_Task objective:_ Reproduce the whole of the data exactly.

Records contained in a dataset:
_____

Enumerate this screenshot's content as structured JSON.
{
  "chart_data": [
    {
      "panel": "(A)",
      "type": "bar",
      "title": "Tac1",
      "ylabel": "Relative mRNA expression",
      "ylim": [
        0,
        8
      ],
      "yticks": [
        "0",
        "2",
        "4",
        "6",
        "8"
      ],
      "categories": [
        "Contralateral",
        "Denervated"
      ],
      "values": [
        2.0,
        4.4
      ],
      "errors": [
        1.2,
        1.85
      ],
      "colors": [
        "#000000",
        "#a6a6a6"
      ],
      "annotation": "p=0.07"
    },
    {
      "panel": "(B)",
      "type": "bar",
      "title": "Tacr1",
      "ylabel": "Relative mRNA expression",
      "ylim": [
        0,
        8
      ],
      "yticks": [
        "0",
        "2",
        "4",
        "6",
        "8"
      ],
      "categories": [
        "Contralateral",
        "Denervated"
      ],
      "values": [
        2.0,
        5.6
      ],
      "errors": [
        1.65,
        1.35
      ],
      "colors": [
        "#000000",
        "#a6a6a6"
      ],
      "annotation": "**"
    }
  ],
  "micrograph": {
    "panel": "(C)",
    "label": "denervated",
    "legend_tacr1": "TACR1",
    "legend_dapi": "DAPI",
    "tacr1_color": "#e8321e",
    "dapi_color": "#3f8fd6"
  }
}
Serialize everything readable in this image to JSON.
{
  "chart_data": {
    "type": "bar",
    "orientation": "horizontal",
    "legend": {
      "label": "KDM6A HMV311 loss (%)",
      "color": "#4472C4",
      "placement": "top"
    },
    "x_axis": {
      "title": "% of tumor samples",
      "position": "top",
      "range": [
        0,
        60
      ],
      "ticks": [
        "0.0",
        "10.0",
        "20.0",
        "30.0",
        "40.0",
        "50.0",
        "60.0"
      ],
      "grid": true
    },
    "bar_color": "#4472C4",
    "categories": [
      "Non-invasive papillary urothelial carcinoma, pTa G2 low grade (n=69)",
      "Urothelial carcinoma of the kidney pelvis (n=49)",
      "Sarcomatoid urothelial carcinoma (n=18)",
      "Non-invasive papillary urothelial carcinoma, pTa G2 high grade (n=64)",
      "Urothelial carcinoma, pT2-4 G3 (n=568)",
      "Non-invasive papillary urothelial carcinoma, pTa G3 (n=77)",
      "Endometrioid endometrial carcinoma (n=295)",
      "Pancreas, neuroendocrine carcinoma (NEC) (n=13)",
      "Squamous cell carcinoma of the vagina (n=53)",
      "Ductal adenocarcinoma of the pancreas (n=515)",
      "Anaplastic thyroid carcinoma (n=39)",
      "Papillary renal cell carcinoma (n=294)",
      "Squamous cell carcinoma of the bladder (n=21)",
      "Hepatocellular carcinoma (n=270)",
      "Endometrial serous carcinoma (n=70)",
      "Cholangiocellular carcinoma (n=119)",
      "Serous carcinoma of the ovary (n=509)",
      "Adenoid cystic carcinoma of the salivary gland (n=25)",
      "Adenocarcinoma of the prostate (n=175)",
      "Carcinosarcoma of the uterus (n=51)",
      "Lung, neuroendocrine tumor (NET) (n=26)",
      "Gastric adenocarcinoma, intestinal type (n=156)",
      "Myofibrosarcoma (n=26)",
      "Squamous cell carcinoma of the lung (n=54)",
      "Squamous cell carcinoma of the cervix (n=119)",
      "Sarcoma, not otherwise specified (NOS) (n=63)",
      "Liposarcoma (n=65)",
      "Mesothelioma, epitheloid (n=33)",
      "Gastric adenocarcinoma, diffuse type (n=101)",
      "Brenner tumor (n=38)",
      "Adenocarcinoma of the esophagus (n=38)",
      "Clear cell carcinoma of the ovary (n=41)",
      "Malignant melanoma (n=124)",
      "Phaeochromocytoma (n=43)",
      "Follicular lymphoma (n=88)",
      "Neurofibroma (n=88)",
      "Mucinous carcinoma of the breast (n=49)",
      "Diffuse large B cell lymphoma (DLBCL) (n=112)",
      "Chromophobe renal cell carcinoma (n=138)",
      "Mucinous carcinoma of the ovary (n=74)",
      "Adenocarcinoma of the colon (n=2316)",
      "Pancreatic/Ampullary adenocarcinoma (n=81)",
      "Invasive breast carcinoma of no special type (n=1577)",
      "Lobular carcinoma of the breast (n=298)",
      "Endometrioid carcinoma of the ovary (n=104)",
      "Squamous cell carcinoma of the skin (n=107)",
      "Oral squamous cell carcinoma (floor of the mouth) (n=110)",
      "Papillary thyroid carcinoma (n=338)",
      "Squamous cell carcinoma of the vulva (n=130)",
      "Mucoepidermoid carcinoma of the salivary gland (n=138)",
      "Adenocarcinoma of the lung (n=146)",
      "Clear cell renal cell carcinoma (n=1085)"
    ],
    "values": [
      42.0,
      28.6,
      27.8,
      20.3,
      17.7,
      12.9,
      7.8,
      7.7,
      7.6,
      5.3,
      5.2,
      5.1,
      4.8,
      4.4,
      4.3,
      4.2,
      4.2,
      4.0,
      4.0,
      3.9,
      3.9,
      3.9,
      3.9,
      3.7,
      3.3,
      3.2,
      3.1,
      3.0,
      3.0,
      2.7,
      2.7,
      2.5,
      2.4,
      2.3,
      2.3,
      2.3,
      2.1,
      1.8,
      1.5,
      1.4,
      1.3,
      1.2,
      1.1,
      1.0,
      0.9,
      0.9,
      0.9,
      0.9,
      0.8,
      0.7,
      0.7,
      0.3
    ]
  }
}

_____

_Problem solution:_
Enumerate this screenshot's content as structured JSON.
{
  "chart_data": [
    {
      "panel": "(A)",
      "type": "bar",
      "title": "Tac1",
      "ylabel": "Relative mRNA expression",
      "ylim": [
        0,
        8
      ],
      "yticks": [
        "0",
        "2",
        "4",
        "6",
        "8"
      ],
      "categories": [
        "Contralateral",
        "Denervated"
      ],
      "values": [
        2.0,
        4.4
      ],
      "errors": [
        1.2,
        1.85
      ],
      "colors": [
        "#000000",
        "#a6a6a6"
      ],
      "annotation": "p=0.07"
    },
    {
      "panel": "(B)",
      "type": "bar",
      "title": "Tacr1",
      "ylabel": "Relative mRNA expression",
      "ylim": [
        0,
        8
      ],
      "yticks": [
        "0",
        "2",
        "4",
        "6",
        "8"
      ],
      "categories": [
        "Contralateral",
        "Denervated"
      ],
      "values": [
        2.0,
        5.6
      ],
      "errors": [
        1.65,
        1.35
      ],
      "colors": [
        "#000000",
        "#a6a6a6"
      ],
      "annotation": "**"
    }
  ],
  "micrograph": {
    "panel": "(C)",
    "label": "denervated",
    "legend_tacr1": "TACR1",
    "legend_dapi": "DAPI",
    "tacr1_color": "#e8321e",
    "dapi_color": "#3f8fd6"
  }
}
Serialize everything readable in this image to JSON.
{
  "chart_data": {
    "type": "bar",
    "orientation": "horizontal",
    "legend": {
      "label": "KDM6A HMV311 loss (%)",
      "color": "#4472C4",
      "placement": "top"
    },
    "x_axis": {
      "title": "% of tumor samples",
      "position": "top",
      "range": [
        0,
        60
      ],
      "ticks": [
        "0.0",
        "10.0",
        "20.0",
        "30.0",
        "40.0",
        "50.0",
        "60.0"
      ],
      "grid": true
    },
    "bar_color": "#4472C4",
    "categories": [
      "Non-invasive papillary urothelial carcinoma, pTa G2 low grade (n=69)",
      "Urothelial carcinoma of the kidney pelvis (n=49)",
      "Sarcomatoid urothelial carcinoma (n=18)",
      "Non-invasive papillary urothelial carcinoma, pTa G2 high grade (n=64)",
      "Urothelial carcinoma, pT2-4 G3 (n=568)",
      "Non-invasive papillary urothelial carcinoma, pTa G3 (n=77)",
      "Endometrioid endometrial carcinoma (n=295)",
      "Pancreas, neuroendocrine carcinoma (NEC) (n=13)",
      "Squamous cell carcinoma of the vagina (n=53)",
      "Ductal adenocarcinoma of the pancreas (n=515)",
      "Anaplastic thyroid carcinoma (n=39)",
      "Papillary renal cell carcinoma (n=294)",
      "Squamous cell carcinoma of the bladder (n=21)",
      "Hepatocellular carcinoma (n=270)",
      "Endometrial serous carcinoma (n=70)",
      "Cholangiocellular carcinoma (n=119)",
      "Serous carcinoma of the ovary (n=509)",
      "Adenoid cystic carcinoma of the salivary gland (n=25)",
      "Adenocarcinoma of the prostate (n=175)",
      "Carcinosarcoma of the uterus (n=51)",
      "Lung, neuroendocrine tumor (NET) (n=26)",
      "Gastric adenocarcinoma, intestinal type (n=156)",
      "Myofibrosarcoma (n=26)",
      "Squamous cell carcinoma of the lung (n=54)",
      "Squamous cell carcinoma of the cervix (n=119)",
      "Sarcoma, not otherwise specified (NOS) (n=63)",
      "Liposarcoma (n=65)",
      "Mesothelioma, epitheloid (n=33)",
      "Gastric adenocarcinoma, diffuse type (n=101)",
      "Brenner tumor (n=38)",
      "Adenocarcinoma of the esophagus (n=38)",
      "Clear cell carcinoma of the ovary (n=41)",
      "Malignant melanoma (n=124)",
      "Phaeochromocytoma (n=43)",
      "Follicular lymphoma (n=88)",
      "Neurofibroma (n=88)",
      "Mucinous carcinoma of the breast (n=49)",
      "Diffuse large B cell lymphoma (DLBCL) (n=112)",
      "Chromophobe renal cell carcinoma (n=138)",
      "Mucinous carcinoma of the ovary (n=74)",
      "Adenocarcinoma of the colon (n=2316)",
      "Pancreatic/Ampullary adenocarcinoma (n=81)",
      "Invasive breast carcinoma of no special type (n=1577)",
      "Lobular carcinoma of the breast (n=298)",
      "Endometrioid carcinoma of the ovary (n=104)",
      "Squamous cell carcinoma of the skin (n=107)",
      "Oral squamous cell carcinoma (floor of the mouth) (n=110)",
      "Papillary thyroid carcinoma (n=338)",
      "Squamous cell carcinoma of the vulva (n=130)",
      "Mucoepidermoid carcinoma of the salivary gland (n=138)",
      "Adenocarcinoma of the lung (n=146)",
      "Clear cell renal cell carcinoma (n=1085)"
    ],
    "values": [
      42.0,
      28.6,
      27.8,
      20.3,
      17.7,
      12.9,
      7.8,
      7.7,
      7.6,
      5.3,
      5.2,
      5.1,
      4.8,
      4.4,
      4.3,
      4.2,
      4.2,
      4.0,
      4.0,
      3.9,
      3.9,
      3.9,
      3.9,
      3.7,
      3.3,
      3.2,
      3.1,
      3.0,
      3.0,
      2.7,
      2.7,
      2.5,
      2.4,
      2.3,
      2.3,
      2.3,
      2.1,
      1.8,
      1.5,
      1.4,
      1.3,
      1.2,
      1.1,
      1.0,
      0.9,
      0.9,
      0.9,
      0.9,
      0.8,
      0.7,
      0.7,
      0.3
    ]
  }
}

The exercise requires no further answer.